[x264-devel] Fix clobbering of mutex/cvs

Jason Garrett-Glaser jason at x264.com
Tue Mar 13 01:25:16 CET 2012


On Mon, Mar 12, 2012 at 5:15 PM, pps . <mtlroom at hotmail.com> wrote:
> I downloaded x264 git a couple of days ago and I tried to use it on windows.
> It was always crashing if I used win-threads and backtrace was corrupted, I
> wasn't even able to see what caused it. Apparently, it crashed when calling
> some win-api.
> Today I pulled the new fix (by Anton Mitrofanov,
> Commit:5c85e0a2b7992fcaab09418e3fcefc613cffc743) and the problem is gone.
>
> When I tried to look into it, I saw some strange code:
>
> int x264_pthread_mutex_lock( x264_pthread_mutex_t *mutex )
> {
>     static x264_pthread_mutex_t init = X264_PTHREAD_MUTEX_INITIALIZER;
>     if( !memcmp( mutex, &init, sizeof(x264_pthread_mutex_t) ) )
>         *mutex = thread_control.static_mutex;
>     EnterCriticalSection( mutex );
>     return 0;
> }
>
> As I understand, if some mutex wasn't initialized, it will be overwritten
> with the thread_control.static_mutex. How is that might make sense? Does
> that match regular pthread behavior?

Regular pthreads have PTHREAD_MUTEX_INITIALIZER, which allows
initialization of static mutexes, so yes.

> Is that sure that windows'
> CRITICAL_SECTION can be reused in that way? Internally it contains some
> opaque pointers/handlers CRITICAL_SECTION.hCrit or handlers to semaphores
> etc. It all depends on the OS version. In any case, the bible says that "A
> critical section object cannot be moved or copied":

Admittedly, the only code that uses that is a single mutex which isn't
really necessary on any Windows-supported architecture anyways.

=== DATASET EXTRACT ===
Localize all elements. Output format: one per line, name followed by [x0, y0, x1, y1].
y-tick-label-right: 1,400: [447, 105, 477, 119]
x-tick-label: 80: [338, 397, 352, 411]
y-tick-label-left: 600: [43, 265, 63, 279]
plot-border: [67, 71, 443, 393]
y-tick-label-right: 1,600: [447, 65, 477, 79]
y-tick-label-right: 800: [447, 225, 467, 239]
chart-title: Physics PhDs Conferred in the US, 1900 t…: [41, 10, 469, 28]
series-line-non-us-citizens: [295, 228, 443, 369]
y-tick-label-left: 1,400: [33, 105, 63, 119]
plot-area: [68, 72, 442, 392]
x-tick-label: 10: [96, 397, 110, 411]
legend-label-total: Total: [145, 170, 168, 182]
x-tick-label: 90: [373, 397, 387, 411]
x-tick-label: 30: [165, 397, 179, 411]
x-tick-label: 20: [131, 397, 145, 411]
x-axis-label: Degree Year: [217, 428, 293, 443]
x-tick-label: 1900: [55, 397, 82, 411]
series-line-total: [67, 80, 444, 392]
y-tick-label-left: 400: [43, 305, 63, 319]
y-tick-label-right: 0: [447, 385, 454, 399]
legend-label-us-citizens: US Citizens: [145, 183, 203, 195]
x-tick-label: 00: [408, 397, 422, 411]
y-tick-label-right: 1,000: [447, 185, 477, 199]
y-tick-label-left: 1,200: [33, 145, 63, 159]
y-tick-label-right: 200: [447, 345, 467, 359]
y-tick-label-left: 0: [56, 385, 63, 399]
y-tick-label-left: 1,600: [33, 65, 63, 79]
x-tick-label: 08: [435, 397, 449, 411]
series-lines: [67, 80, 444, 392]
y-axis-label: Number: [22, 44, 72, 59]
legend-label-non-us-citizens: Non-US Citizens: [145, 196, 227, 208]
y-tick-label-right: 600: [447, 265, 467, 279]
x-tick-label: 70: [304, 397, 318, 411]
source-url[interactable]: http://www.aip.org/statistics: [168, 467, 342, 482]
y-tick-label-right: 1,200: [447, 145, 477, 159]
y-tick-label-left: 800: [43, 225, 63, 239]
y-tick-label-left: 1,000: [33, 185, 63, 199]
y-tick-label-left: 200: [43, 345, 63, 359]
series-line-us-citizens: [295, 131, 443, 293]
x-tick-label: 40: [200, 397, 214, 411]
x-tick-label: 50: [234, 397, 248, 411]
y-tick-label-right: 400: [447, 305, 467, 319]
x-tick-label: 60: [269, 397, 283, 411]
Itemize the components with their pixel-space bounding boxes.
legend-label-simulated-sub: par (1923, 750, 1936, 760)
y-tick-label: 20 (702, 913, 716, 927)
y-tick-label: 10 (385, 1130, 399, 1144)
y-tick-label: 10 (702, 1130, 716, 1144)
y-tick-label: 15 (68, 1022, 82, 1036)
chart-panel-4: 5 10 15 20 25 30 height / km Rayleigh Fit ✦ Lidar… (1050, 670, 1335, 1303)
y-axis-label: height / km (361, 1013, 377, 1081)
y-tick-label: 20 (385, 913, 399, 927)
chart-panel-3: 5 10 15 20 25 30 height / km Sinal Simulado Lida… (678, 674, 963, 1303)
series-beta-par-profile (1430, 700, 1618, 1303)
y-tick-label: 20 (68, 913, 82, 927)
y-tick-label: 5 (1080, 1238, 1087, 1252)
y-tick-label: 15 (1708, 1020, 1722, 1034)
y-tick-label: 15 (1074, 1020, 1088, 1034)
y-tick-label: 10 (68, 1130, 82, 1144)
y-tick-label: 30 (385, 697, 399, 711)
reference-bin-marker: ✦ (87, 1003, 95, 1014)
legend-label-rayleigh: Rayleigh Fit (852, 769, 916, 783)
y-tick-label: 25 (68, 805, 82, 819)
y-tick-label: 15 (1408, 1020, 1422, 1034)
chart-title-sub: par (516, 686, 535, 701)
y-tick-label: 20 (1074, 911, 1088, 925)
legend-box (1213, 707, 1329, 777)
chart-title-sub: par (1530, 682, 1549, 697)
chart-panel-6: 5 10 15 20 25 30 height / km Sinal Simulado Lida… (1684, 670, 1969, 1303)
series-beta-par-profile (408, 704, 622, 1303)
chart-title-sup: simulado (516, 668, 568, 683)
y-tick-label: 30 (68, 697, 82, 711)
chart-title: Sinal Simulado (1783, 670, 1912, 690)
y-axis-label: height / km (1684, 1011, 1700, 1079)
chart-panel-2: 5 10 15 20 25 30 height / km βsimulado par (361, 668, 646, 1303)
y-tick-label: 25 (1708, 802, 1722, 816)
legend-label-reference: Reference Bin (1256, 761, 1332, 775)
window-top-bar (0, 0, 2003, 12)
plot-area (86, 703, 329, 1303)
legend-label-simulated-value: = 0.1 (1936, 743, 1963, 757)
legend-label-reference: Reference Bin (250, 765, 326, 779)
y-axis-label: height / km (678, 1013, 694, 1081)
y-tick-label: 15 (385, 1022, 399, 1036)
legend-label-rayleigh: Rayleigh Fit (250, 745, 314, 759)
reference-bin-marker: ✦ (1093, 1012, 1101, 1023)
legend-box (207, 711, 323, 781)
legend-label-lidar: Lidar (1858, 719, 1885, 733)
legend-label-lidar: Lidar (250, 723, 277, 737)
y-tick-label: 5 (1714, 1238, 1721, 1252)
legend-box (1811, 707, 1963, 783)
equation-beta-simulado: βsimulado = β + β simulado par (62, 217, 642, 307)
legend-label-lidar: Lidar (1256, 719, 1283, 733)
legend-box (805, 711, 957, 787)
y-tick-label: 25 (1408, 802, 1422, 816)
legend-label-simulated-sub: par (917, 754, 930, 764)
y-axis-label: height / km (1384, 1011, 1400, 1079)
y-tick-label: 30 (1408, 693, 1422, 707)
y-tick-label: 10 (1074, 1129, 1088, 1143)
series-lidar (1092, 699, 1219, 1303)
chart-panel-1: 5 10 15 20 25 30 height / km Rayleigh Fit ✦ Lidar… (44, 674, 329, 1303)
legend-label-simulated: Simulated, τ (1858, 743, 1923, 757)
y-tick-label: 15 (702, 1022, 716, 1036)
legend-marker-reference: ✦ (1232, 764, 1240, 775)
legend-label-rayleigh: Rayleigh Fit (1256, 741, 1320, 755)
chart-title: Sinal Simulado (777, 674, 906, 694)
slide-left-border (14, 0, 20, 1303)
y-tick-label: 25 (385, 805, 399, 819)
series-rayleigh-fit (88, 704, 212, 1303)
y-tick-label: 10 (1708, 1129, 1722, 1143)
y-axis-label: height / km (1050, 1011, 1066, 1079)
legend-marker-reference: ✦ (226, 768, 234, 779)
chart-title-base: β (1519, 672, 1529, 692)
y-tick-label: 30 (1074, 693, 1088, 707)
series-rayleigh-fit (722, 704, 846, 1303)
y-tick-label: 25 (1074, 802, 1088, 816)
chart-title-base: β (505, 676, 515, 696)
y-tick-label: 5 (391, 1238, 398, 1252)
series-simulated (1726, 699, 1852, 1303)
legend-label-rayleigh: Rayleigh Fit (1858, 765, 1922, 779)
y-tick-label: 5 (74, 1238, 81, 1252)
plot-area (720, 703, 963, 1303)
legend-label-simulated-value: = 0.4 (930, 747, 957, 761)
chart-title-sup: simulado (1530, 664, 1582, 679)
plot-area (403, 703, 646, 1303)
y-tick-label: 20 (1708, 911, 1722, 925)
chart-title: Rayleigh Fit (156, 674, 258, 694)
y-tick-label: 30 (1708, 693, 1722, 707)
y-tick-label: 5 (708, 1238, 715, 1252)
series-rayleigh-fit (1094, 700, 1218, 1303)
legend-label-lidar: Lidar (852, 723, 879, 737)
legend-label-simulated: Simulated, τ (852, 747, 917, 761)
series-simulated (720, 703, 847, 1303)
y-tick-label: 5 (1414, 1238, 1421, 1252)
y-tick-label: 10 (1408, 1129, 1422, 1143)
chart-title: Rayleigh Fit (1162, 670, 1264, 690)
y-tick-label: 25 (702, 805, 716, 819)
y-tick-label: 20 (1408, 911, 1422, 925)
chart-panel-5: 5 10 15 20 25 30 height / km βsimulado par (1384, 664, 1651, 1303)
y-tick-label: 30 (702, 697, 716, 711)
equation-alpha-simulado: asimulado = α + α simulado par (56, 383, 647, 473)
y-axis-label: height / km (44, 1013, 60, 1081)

=== WHAT YOU WILL DO ===
1) From the x264 mailing list message, return the passage starting with "On Mon, Mar" and going on through "x264_pthread_mutex_t *mutex )".
2) In the x264 mailing list message, condense the quoted paragraph beginning "I downloaded x264 git a couple of days ago" into a shorter version that keeps its main facts.
You won't need the data for this.

=== RESPONSES BY ITEM NUMBER ===
1)
On Mon, Mar 12, 2012 at 5:15 PM, pps . <mtlroom at hotmail.com> wrote:
> I downloaded x264 git a couple of days ago and I tried to use it on windows.
> It was always crashing if I used win-threads and backtrace was corrupted, I
> wasn't even able to see what caused it. Apparently, it crashed when calling
> some win-api.
> Today I pulled the new fix (by Anton Mitrofanov,
> Commit:5c85e0a2b7992fcaab09418e3fcefc613cffc743) and the problem is gone.
>
> When I tried to look into it, I saw some strange code:
>
> int x264_pthread_mutex_lock( x264_pthread_mutex_t *mutex )

2) After downloading x264 git a couple of days earlier and using it on Windows, the writer found that it always crashed with win-threads. It seemed to fail while calling some win-api, and the corrupted backtrace hid the cause. Pulling Anton Mitrofanov's new fix (commit 5c85e0a2b7992fcaab09418e3fcefc613cffc743) that day made the problem go away.